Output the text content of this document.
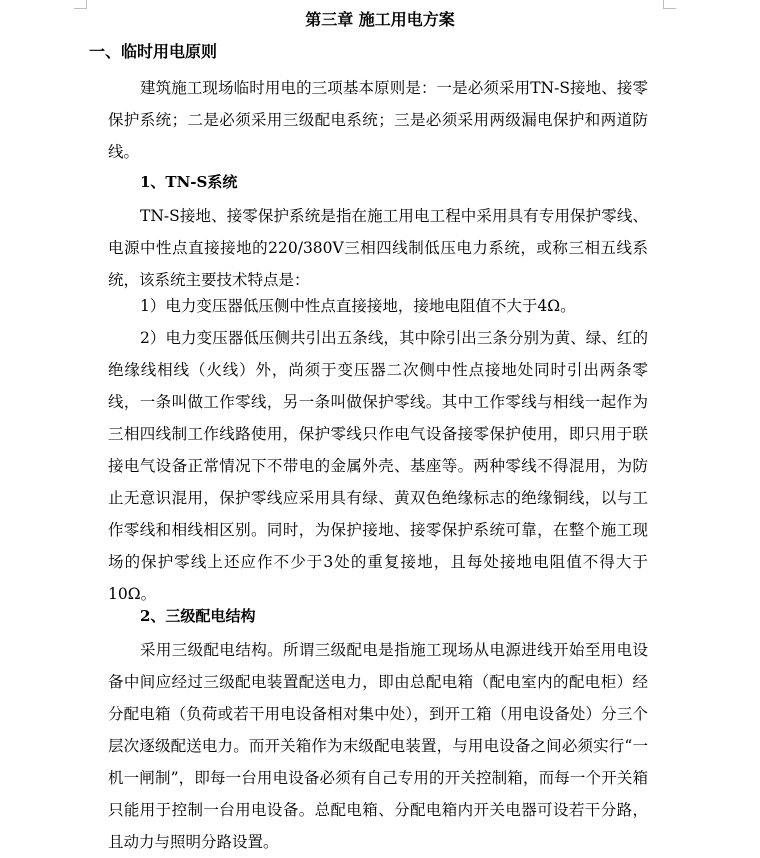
第三章 施工用电方案
一、临时用电原则
建筑施工现场临时用电的三项基本原则是：一是必须采用TN-S接地、接零保护系统；二是必须采用三级配电系统；三是必须采用两级漏电保护和两道防线。
1、TN-S系统
TN-S接地、接零保护系统是指在施工用电工程中采用具有专用保护零线、电源中性点直接接地的220/380V三相四线制低压电力系统，或称三相五线系统，该系统主要技术特点是：
1）电力变压器低压侧中性点直接接地，接地电阻值不大于4Ω。
2）电力变压器低压侧共引出五条线，其中除引出三条分别为黄、绿、红的绝缘线相线（火线）外，尚须于变压器二次侧中性点接地处同时引出两条零线，一条叫做工作零线，另一条叫做保护零线。其中工作零线与相线一起作为三相四线制工作线路使用，保护零线只作电气设备接零保护使用，即只用于联接电气设备正常情况下不带电的金属外壳、基座等。两种零线不得混用，为防止无意识混用，保护零线应采用具有绿、黄双色绝缘标志的绝缘铜线，以与工作零线和相线相区别。同时，为保护接地、接零保护系统可靠，在整个施工现场的保护零线上还应作不少于3处的重复接地，且每处接地电阻值不得大于10Ω。
2、三级配电结构
采用三级配电结构。所谓三级配电是指施工现场从电源进线开始至用电设备中间应经过三级配电装置配送电力，即由总配电箱（配电室内的配电柜）经分配电箱（负荷或若干用电设备相对集中处），到开工箱（用电设备处）分三个层次逐级配送电力。而开关箱作为末级配电装置，与用电设备之间必须实行“一机一闸制”，即每一台用电设备必须有自己专用的开关控制箱，而每一个开关箱只能用于控制一台用电设备。总配电箱、分配电箱内开关电器可设若干分路，且动力与照明分路设置。
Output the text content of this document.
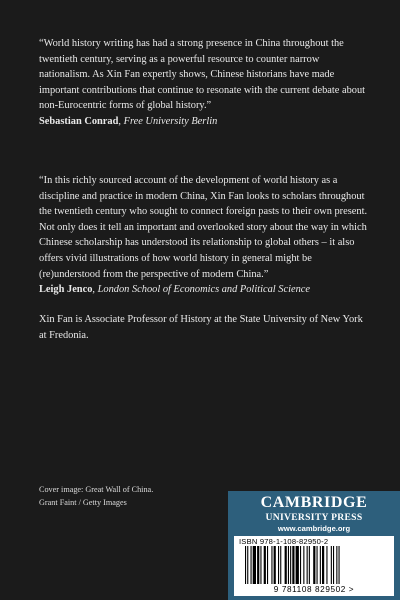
“World history writing has had a strong presence in China throughout the twentieth century, serving as a powerful resource to counter narrow nationalism. As Xin Fan expertly shows, Chinese historians have made important contributions that continue to resonate with the current debate about non-Eurocentric forms of global history.”

Sebastian Conrad, Free University Berlin

“In this richly sourced account of the development of world history as a discipline and practice in modern China, Xin Fan looks to scholars throughout the twentieth century who sought to connect foreign pasts to their own present. Not only does it tell an important and overlooked story about the way in which Chinese scholarship has understood its relationship to global others – it also offers vivid illustrations of how world history in general might be (re)understood from the perspective of modern China.”

Leigh Jenco, London School of Economics and Political Science

Xin Fan is Associate Professor of History at the State University of New York at Fredonia.

Cover image: Great Wall of China.
Grant Faint / Getty Images	CAMBRIDGE
UNIVERSITY PRESS
www.cambridge.org
ISBN 978-1-108-82950-2
9 781108 829502 >
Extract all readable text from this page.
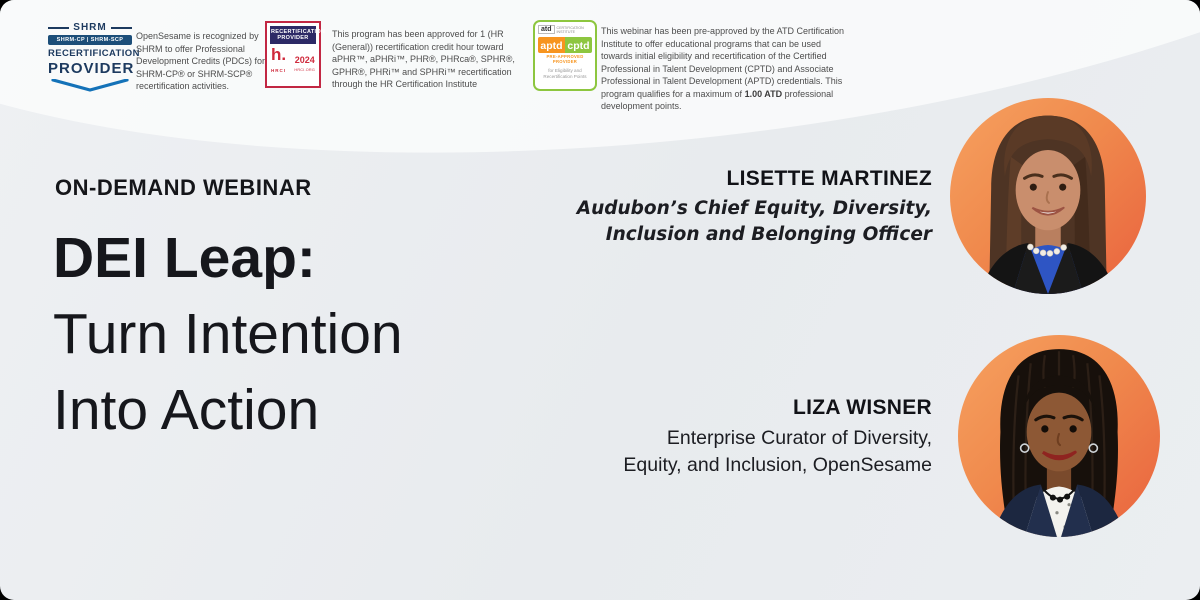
SHRM
SHRM-CP | SHRM-SCP
RECERTIFICATION
PROVIDER

OpenSesame is recognized by SHRM to offer Professional Development Credits (PDCs) for SHRM-CP® or SHRM-SCP® recertification activities.

RECERTIFICATION PROVIDER
h.
HRCI
2024
HRCI.ORG

This program has been approved for 1 (HR (General)) recertification credit hour toward aPHR™, aPHRi™, PHR®, PHRca®, SPHR®, GPHR®, PHRi™ and SPHRi™ recertification through the HR Certification Institute

atd	CERTIFICATION INSTITUTE
aptd cptd
PRE-APPROVED PROVIDER
for Eligibility and
Recertification Points

This webinar has been pre-approved by the ATD Certification Institute to offer educational programs that can be used towards initial eligibility and recertification of the Certified Professional in Talent Development (CPTD) and Associate Professional in Talent Development (APTD) credentials. This program qualifies for a maximum of 1.00 ATD professional development points.

ON-DEMAND WEBINAR
DEI Leap:
Turn Intention
Into Action
LISETTE MARTINEZ
Audubon’s Chief Equity, Diversity,
Inclusion and Belonging Officer
LIZA WISNER
Enterprise Curator of Diversity,
Equity, and Inclusion, OpenSesame
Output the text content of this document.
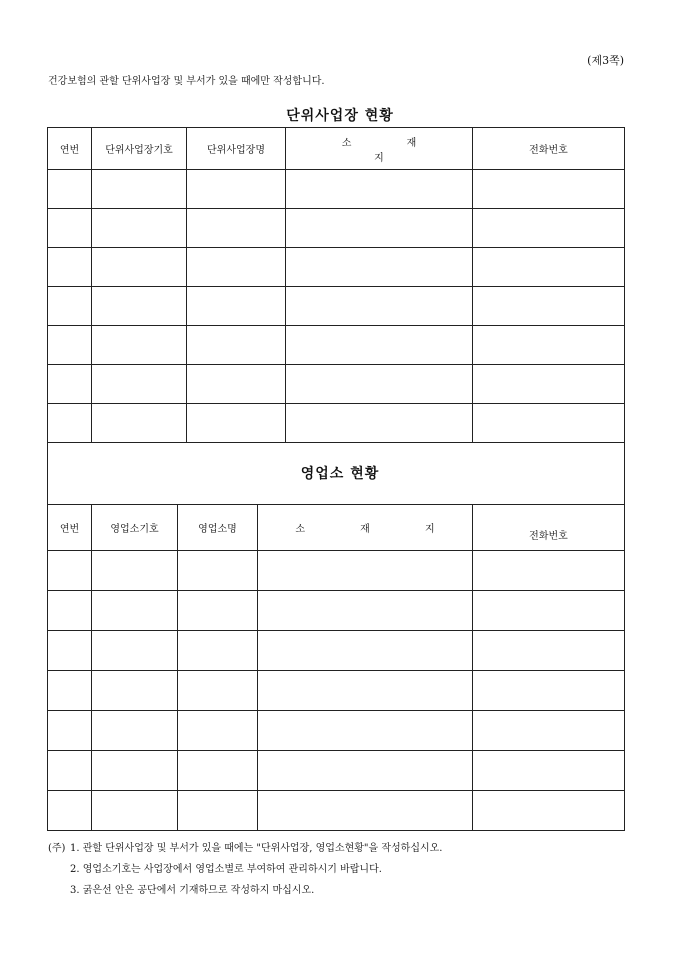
(제3쪽)
건강보험의 관할 단위사업장 및 부서가 있을 때에만 작성합니다.
단위사업장 현황
연번	단위사업장기호	단위사업장명	소 재 지	전화번호

영업소 현황
연번	영업소기호	영업소명	소 재 지	전화번호

(주) 1. 관할 단위사업장 및 부서가 있을 때에는 "단위사업장, 영업소현황"을 작성하십시오.
2. 영업소기호는 사업장에서 영업소별로 부여하여 관리하시기 바랍니다.
3. 굵은선 안은 공단에서 기재하므로 작성하지 마십시오.
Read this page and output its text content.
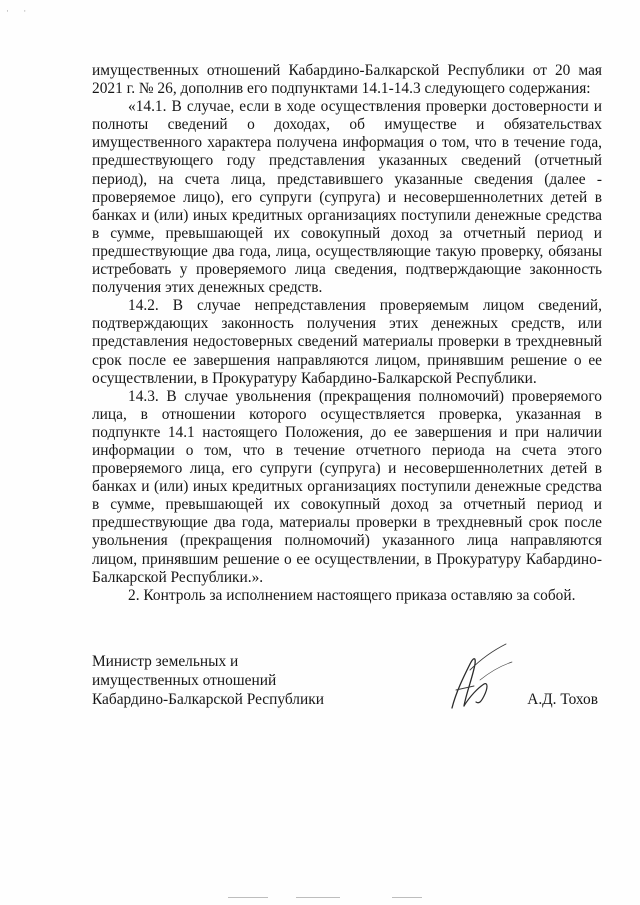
· ·

имущественных отношений Кабардино-Балкарской Республики от 20 мая 2021 г. № 26, дополнив его подпунктами 14.1-14.3 следующего содержания:

«14.1. В случае, если в ходе осуществления проверки достоверности и полноты сведений о доходах, об имуществе и обязательствах имущественного характера получена информация о том, что в течение года, предшествующего году представления указанных сведений (отчетный период), на счета лица, представившего указанные сведения (далее - проверяемое лицо), его супруги (супруга) и несовершеннолетних детей в банках и (или) иных кредитных организациях поступили денежные средства в сумме, превышающей их совокупный доход за отчетный период и предшествующие два года, лица, осуществляющие такую проверку, обязаны истребовать у проверяемого лица сведения, подтверждающие законность получения этих денежных средств.

14.2. В случае непредставления проверяемым лицом сведений, подтверждающих законность получения этих денежных средств, или представления недостоверных сведений материалы проверки в трехдневный срок после ее завершения направляются лицом, принявшим решение о ее осуществлении, в Прокуратуру Кабардино-Балкарской Республики.

14.3. В случае увольнения (прекращения полномочий) проверяемого лица, в отношении которого осуществляется проверка, указанная в подпункте 14.1 настоящего Положения, до ее завершения и при наличии информации о том, что в течение отчетного периода на счета этого проверяемого лица, его супруги (супруга) и несовершеннолетних детей в банках и (или) иных кредитных организациях поступили денежные средства в сумме, превышающей их совокупный доход за отчетный период и предшествующие два года, материалы проверки в трехдневный срок после увольнения (прекращения полномочий) указанного лица направляются лицом, принявшим решение о ее осуществлении, в Прокуратуру Кабардино- Балкарской Республики.».

2. Контроль за исполнением настоящего приказа оставляю за собой.

Министр земельных и
имущественных отношений
Кабардино-Балкарской Республики	А.Д. Тохов
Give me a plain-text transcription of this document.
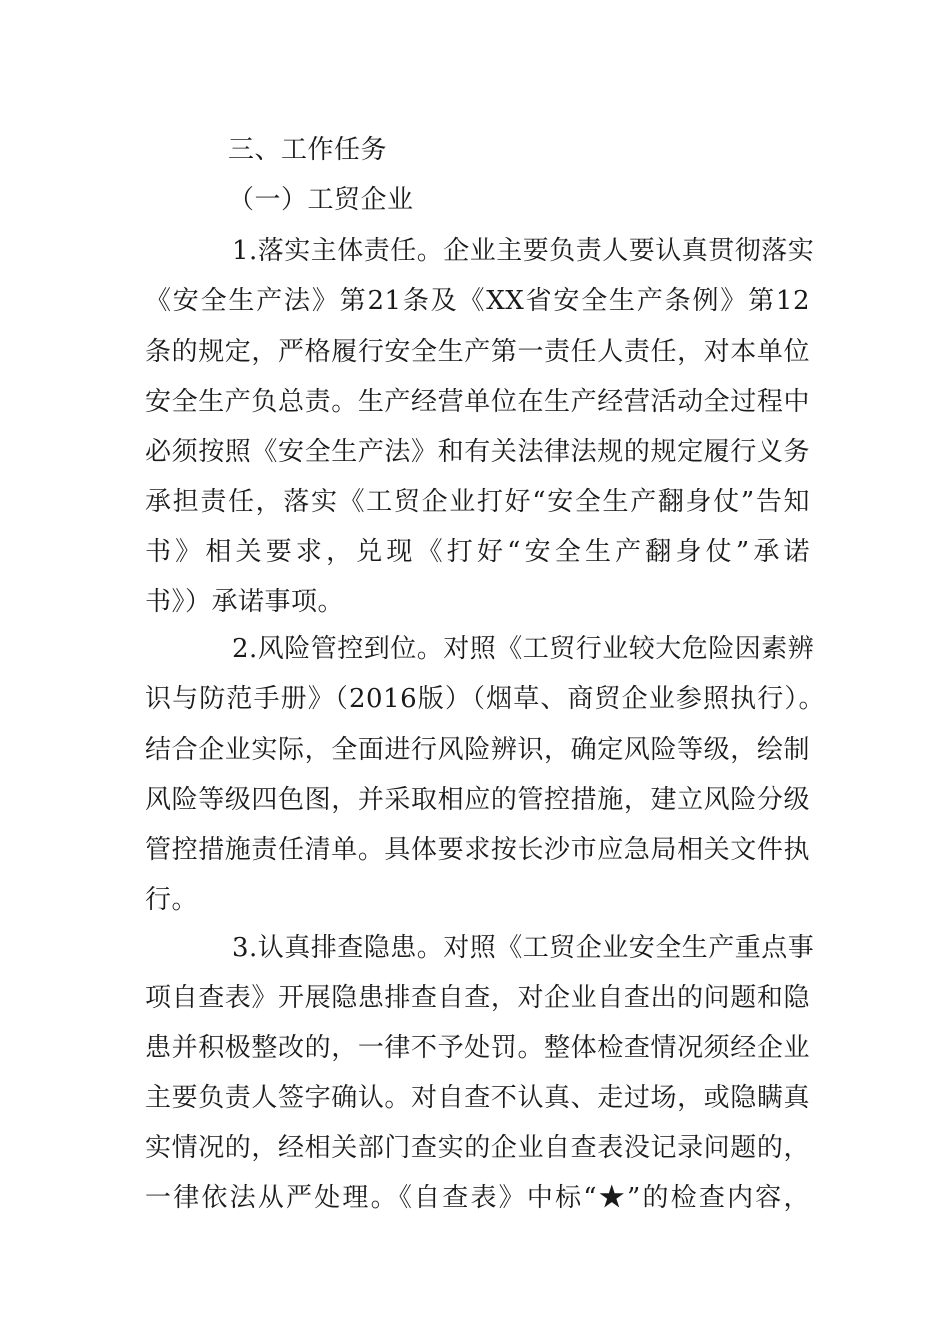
三、工作任务
（一）工贸企业
1.落实主体责任。企业主要负责人要认真贯彻落实
《安全生产法》第21条及《XX省安全生产条例》第12
条的规定，严格履行安全生产第一责任人责任，对本单位
安全生产负总责。生产经营单位在生产经营活动全过程中
必须按照《安全生产法》和有关法律法规的规定履行义务
承担责任，落实《工贸企业打好“安全生产翻身仗”告知
书》相关要求，兑现《打好“安全生产翻身仗”承诺
书》）承诺事项。
2.风险管控到位。对照《工贸行业较大危险因素辨
识与防范手册》（2016版）（烟草、商贸企业参照执行）。
结合企业实际，全面进行风险辨识，确定风险等级，绘制
风险等级四色图，并采取相应的管控措施，建立风险分级
管控措施责任清单。具体要求按长沙市应急局相关文件执
行。
3.认真排查隐患。对照《工贸企业安全生产重点事
项自查表》开展隐患排查自查，对企业自查出的问题和隐
患并积极整改的，一律不予处罚。整体检查情况须经企业
主要负责人签字确认。对自查不认真、走过场，或隐瞒真
实情况的，经相关部门查实的企业自查表没记录问题的，
一律依法从严处理。《自查表》中标“★”的检查内容，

* **Instructions to follow**: Print once more, exactly, the lines from the one with "Give me a plain-text" through the last line of the data, both ends included, without any pictures.

* **Exercise result**:
Give me a plain-text transcription of this document.
三、工作任务
（一）工贸企业
1.落实主体责任。企业主要负责人要认真贯彻落实
《安全生产法》第21条及《XX省安全生产条例》第12
条的规定，严格履行安全生产第一责任人责任，对本单位
安全生产负总责。生产经营单位在生产经营活动全过程中
必须按照《安全生产法》和有关法律法规的规定履行义务
承担责任，落实《工贸企业打好“安全生产翻身仗”告知
书》相关要求，兑现《打好“安全生产翻身仗”承诺
书》）承诺事项。
2.风险管控到位。对照《工贸行业较大危险因素辨
识与防范手册》（2016版）（烟草、商贸企业参照执行）。
结合企业实际，全面进行风险辨识，确定风险等级，绘制
风险等级四色图，并采取相应的管控措施，建立风险分级
管控措施责任清单。具体要求按长沙市应急局相关文件执
行。
3.认真排查隐患。对照《工贸企业安全生产重点事
项自查表》开展隐患排查自查，对企业自查出的问题和隐
患并积极整改的，一律不予处罚。整体检查情况须经企业
主要负责人签字确认。对自查不认真、走过场，或隐瞒真
实情况的，经相关部门查实的企业自查表没记录问题的，
一律依法从严处理。《自查表》中标“★”的检查内容，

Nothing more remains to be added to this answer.